- **EXERCISE DIRECTIONS**
Reproduce all of the data exactly.

- **AVAILABLE DATA**
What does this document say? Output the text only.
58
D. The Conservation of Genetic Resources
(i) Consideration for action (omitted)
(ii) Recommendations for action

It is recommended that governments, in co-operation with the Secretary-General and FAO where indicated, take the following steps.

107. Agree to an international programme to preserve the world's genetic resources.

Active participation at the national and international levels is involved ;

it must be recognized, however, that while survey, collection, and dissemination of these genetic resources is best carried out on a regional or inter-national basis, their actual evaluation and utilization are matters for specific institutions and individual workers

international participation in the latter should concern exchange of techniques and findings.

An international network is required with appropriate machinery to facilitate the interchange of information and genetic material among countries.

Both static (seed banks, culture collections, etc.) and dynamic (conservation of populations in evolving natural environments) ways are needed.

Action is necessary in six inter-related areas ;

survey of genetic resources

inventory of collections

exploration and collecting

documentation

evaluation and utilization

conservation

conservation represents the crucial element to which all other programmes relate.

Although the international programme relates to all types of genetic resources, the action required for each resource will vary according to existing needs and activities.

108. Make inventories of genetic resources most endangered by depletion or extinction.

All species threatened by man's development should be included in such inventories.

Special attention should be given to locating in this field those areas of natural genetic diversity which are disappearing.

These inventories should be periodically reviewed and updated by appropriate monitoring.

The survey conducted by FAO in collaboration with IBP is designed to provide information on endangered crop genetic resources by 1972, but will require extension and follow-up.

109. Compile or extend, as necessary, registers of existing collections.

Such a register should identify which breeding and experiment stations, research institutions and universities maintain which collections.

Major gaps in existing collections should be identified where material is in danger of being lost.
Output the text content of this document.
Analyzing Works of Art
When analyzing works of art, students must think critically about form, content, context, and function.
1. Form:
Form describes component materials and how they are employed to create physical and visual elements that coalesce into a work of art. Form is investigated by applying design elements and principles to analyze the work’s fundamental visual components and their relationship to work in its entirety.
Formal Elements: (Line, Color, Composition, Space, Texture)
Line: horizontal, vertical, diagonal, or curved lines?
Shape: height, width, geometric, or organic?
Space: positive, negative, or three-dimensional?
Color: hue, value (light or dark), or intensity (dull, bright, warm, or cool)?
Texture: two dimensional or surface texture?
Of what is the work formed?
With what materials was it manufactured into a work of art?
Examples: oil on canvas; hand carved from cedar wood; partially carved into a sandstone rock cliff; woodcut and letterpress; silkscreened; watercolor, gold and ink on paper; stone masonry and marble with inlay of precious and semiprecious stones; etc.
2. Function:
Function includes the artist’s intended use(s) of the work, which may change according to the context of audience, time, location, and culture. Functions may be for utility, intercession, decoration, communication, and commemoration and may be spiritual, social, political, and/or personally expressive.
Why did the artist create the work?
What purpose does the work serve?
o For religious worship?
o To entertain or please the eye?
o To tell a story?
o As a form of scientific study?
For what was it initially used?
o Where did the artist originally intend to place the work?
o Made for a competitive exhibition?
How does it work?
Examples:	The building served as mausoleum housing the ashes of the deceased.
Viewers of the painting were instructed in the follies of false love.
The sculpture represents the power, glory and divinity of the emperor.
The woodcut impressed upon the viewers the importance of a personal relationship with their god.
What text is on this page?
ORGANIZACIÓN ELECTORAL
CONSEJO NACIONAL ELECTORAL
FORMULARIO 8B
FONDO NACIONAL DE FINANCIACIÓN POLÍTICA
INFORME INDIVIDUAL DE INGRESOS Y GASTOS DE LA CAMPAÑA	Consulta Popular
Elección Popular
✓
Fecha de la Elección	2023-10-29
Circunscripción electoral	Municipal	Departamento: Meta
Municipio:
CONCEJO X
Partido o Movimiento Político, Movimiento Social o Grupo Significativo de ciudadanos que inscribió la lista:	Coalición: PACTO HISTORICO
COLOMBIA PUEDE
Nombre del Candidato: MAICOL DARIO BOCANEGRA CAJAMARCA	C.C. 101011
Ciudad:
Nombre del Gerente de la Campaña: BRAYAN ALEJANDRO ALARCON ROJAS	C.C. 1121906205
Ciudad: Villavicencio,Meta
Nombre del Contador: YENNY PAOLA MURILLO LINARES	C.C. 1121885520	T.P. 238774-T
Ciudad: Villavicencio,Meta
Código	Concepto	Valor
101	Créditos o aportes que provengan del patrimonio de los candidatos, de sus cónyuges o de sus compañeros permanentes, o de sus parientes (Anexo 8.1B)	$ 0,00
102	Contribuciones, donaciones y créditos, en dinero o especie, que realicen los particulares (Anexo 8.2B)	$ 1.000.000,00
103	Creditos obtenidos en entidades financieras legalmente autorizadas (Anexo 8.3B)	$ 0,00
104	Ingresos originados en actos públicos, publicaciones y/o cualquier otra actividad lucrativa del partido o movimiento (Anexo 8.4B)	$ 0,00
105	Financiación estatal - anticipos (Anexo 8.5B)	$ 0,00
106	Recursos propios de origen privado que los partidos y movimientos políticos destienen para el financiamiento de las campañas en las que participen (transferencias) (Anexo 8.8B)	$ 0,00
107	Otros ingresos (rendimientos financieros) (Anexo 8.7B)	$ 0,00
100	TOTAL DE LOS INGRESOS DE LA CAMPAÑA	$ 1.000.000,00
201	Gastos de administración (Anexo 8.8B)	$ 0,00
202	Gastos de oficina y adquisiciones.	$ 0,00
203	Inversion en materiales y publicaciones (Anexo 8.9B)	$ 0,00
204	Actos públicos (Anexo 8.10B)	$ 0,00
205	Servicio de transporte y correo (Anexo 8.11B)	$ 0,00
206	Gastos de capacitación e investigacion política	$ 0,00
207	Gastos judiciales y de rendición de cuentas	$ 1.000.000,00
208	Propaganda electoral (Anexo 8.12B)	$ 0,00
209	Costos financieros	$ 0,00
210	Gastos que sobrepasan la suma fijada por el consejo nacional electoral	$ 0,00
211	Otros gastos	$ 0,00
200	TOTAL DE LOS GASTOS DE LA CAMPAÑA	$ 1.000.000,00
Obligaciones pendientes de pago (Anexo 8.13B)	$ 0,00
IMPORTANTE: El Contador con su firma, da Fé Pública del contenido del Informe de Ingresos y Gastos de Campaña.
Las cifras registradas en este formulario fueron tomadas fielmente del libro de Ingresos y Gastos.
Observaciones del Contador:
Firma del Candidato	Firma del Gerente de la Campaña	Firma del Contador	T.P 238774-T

- **OUTPUT FOR THIS EXERCISE**
What does this document say? Output the text only.
58
D. The Conservation of Genetic Resources
(i) Consideration for action (omitted)
(ii) Recommendations for action

It is recommended that governments, in co-operation with the Secretary-General and FAO where indicated, take the following steps.

107. Agree to an international programme to preserve the world's genetic resources.

Active participation at the national and international levels is involved ;

it must be recognized, however, that while survey, collection, and dissemination of these genetic resources is best carried out on a regional or inter-national basis, their actual evaluation and utilization are matters for specific institutions and individual workers

international participation in the latter should concern exchange of techniques and findings.

An international network is required with appropriate machinery to facilitate the interchange of information and genetic material among countries.

Both static (seed banks, culture collections, etc.) and dynamic (conservation of populations in evolving natural environments) ways are needed.

Action is necessary in six inter-related areas ;

survey of genetic resources

inventory of collections

exploration and collecting

documentation

evaluation and utilization

conservation

conservation represents the crucial element to which all other programmes relate.

Although the international programme relates to all types of genetic resources, the action required for each resource will vary according to existing needs and activities.

108. Make inventories of genetic resources most endangered by depletion or extinction.

All species threatened by man's development should be included in such inventories.

Special attention should be given to locating in this field those areas of natural genetic diversity which are disappearing.

These inventories should be periodically reviewed and updated by appropriate monitoring.

The survey conducted by FAO in collaboration with IBP is designed to provide information on endangered crop genetic resources by 1972, but will require extension and follow-up.

109. Compile or extend, as necessary, registers of existing collections.

Such a register should identify which breeding and experiment stations, research institutions and universities maintain which collections.

Major gaps in existing collections should be identified where material is in danger of being lost.
Output the text content of this document.
Analyzing Works of Art
When analyzing works of art, students must think critically about form, content, context, and function.
1. Form:
Form describes component materials and how they are employed to create physical and visual elements that coalesce into a work of art. Form is investigated by applying design elements and principles to analyze the work’s fundamental visual components and their relationship to work in its entirety.
Formal Elements: (Line, Color, Composition, Space, Texture)
Line: horizontal, vertical, diagonal, or curved lines?
Shape: height, width, geometric, or organic?
Space: positive, negative, or three-dimensional?
Color: hue, value (light or dark), or intensity (dull, bright, warm, or cool)?
Texture: two dimensional or surface texture?
Of what is the work formed?
With what materials was it manufactured into a work of art?
Examples: oil on canvas; hand carved from cedar wood; partially carved into a sandstone rock cliff; woodcut and letterpress; silkscreened; watercolor, gold and ink on paper; stone masonry and marble with inlay of precious and semiprecious stones; etc.
2. Function:
Function includes the artist’s intended use(s) of the work, which may change according to the context of audience, time, location, and culture. Functions may be for utility, intercession, decoration, communication, and commemoration and may be spiritual, social, political, and/or personally expressive.
Why did the artist create the work?
What purpose does the work serve?
o For religious worship?
o To entertain or please the eye?
o To tell a story?
o As a form of scientific study?
For what was it initially used?
o Where did the artist originally intend to place the work?
o Made for a competitive exhibition?
How does it work?
Examples:	The building served as mausoleum housing the ashes of the deceased.
Viewers of the painting were instructed in the follies of false love.
The sculpture represents the power, glory and divinity of the emperor.
The woodcut impressed upon the viewers the importance of a personal relationship with their god.
What text is on this page?
ORGANIZACIÓN ELECTORAL
CONSEJO NACIONAL ELECTORAL
FORMULARIO 8B
FONDO NACIONAL DE FINANCIACIÓN POLÍTICA
INFORME INDIVIDUAL DE INGRESOS Y GASTOS DE LA CAMPAÑA	Consulta Popular
Elección Popular
✓
Fecha de la Elección	2023-10-29
Circunscripción electoral	Municipal	Departamento: Meta
Municipio:
CONCEJO X
Partido o Movimiento Político, Movimiento Social o Grupo Significativo de ciudadanos que inscribió la lista:	Coalición: PACTO HISTORICO
COLOMBIA PUEDE
Nombre del Candidato: MAICOL DARIO BOCANEGRA CAJAMARCA	C.C. 101011
Ciudad:
Nombre del Gerente de la Campaña: BRAYAN ALEJANDRO ALARCON ROJAS	C.C. 1121906205
Ciudad: Villavicencio,Meta
Nombre del Contador: YENNY PAOLA MURILLO LINARES	C.C. 1121885520	T.P. 238774-T
Ciudad: Villavicencio,Meta
Código	Concepto	Valor
101	Créditos o aportes que provengan del patrimonio de los candidatos, de sus cónyuges o de sus compañeros permanentes, o de sus parientes (Anexo 8.1B)	$ 0,00
102	Contribuciones, donaciones y créditos, en dinero o especie, que realicen los particulares (Anexo 8.2B)	$ 1.000.000,00
103	Creditos obtenidos en entidades financieras legalmente autorizadas (Anexo 8.3B)	$ 0,00
104	Ingresos originados en actos públicos, publicaciones y/o cualquier otra actividad lucrativa del partido o movimiento (Anexo 8.4B)	$ 0,00
105	Financiación estatal - anticipos (Anexo 8.5B)	$ 0,00
106	Recursos propios de origen privado que los partidos y movimientos políticos destienen para el financiamiento de las campañas en las que participen (transferencias) (Anexo 8.8B)	$ 0,00
107	Otros ingresos (rendimientos financieros) (Anexo 8.7B)	$ 0,00
100	TOTAL DE LOS INGRESOS DE LA CAMPAÑA	$ 1.000.000,00
201	Gastos de administración (Anexo 8.8B)	$ 0,00
202	Gastos de oficina y adquisiciones.	$ 0,00
203	Inversion en materiales y publicaciones (Anexo 8.9B)	$ 0,00
204	Actos públicos (Anexo 8.10B)	$ 0,00
205	Servicio de transporte y correo (Anexo 8.11B)	$ 0,00
206	Gastos de capacitación e investigacion política	$ 0,00
207	Gastos judiciales y de rendición de cuentas	$ 1.000.000,00
208	Propaganda electoral (Anexo 8.12B)	$ 0,00
209	Costos financieros	$ 0,00
210	Gastos que sobrepasan la suma fijada por el consejo nacional electoral	$ 0,00
211	Otros gastos	$ 0,00
200	TOTAL DE LOS GASTOS DE LA CAMPAÑA	$ 1.000.000,00
Obligaciones pendientes de pago (Anexo 8.13B)	$ 0,00
IMPORTANTE: El Contador con su firma, da Fé Pública del contenido del Informe de Ingresos y Gastos de Campaña.
Las cifras registradas en este formulario fueron tomadas fielmente del libro de Ingresos y Gastos.
Observaciones del Contador:
Firma del Candidato	Firma del Gerente de la Campaña	Firma del Contador	T.P 238774-T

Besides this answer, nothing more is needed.